■ **WRITTEN TASK**
Can you transcribe every entry word for word, skipping the images?

■ **SUPPLIED INFORMATION**

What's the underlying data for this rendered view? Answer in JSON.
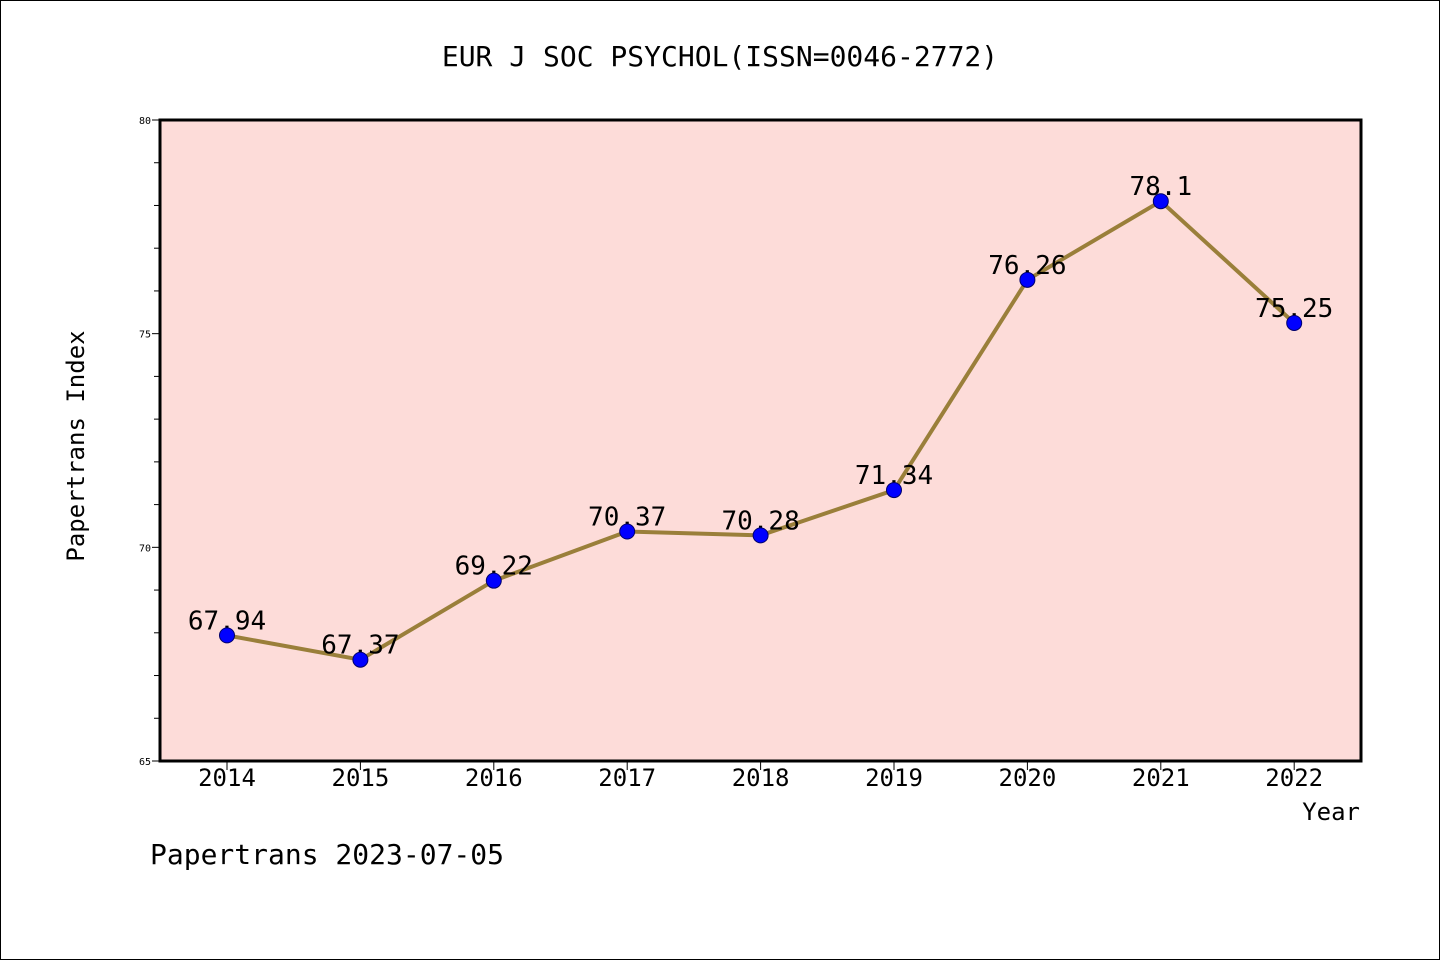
{
  "chart_data": {
    "type": "line",
    "title": "EUR J SOC PSYCHOL(ISSN=0046-2772)",
    "xlabel": "Year",
    "ylabel": "Papertrans Index",
    "x": [
      "2014",
      "2015",
      "2016",
      "2017",
      "2018",
      "2019",
      "2020",
      "2021",
      "2022"
    ],
    "values": [
      67.94,
      67.37,
      69.22,
      70.37,
      70.28,
      71.34,
      76.26,
      78.1,
      75.25
    ],
    "labels": [
      "67.94",
      "67.37",
      "69.22",
      "70.37",
      "70.28",
      "71.34",
      "76.26",
      "78.1",
      "75.25"
    ],
    "ylim": [
      65,
      80
    ],
    "yticks": [
      "65",
      "70",
      "75",
      "80"
    ],
    "grid": false,
    "colors": {
      "plot_background": "#fddcd9",
      "line": "#9a7f3a",
      "marker": "#0000ff"
    }
  },
  "footer": "Papertrans 2023-07-05"
}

■ **TASK ANSWER**
What's the underlying data for this rendered view? Answer in JSON.
{
  "chart_data": {
    "type": "line",
    "title": "EUR J SOC PSYCHOL(ISSN=0046-2772)",
    "xlabel": "Year",
    "ylabel": "Papertrans Index",
    "x": [
      "2014",
      "2015",
      "2016",
      "2017",
      "2018",
      "2019",
      "2020",
      "2021",
      "2022"
    ],
    "values": [
      67.94,
      67.37,
      69.22,
      70.37,
      70.28,
      71.34,
      76.26,
      78.1,
      75.25
    ],
    "labels": [
      "67.94",
      "67.37",
      "69.22",
      "70.37",
      "70.28",
      "71.34",
      "76.26",
      "78.1",
      "75.25"
    ],
    "ylim": [
      65,
      80
    ],
    "yticks": [
      "65",
      "70",
      "75",
      "80"
    ],
    "grid": false,
    "colors": {
      "plot_background": "#fddcd9",
      "line": "#9a7f3a",
      "marker": "#0000ff"
    }
  },
  "footer": "Papertrans 2023-07-05"
}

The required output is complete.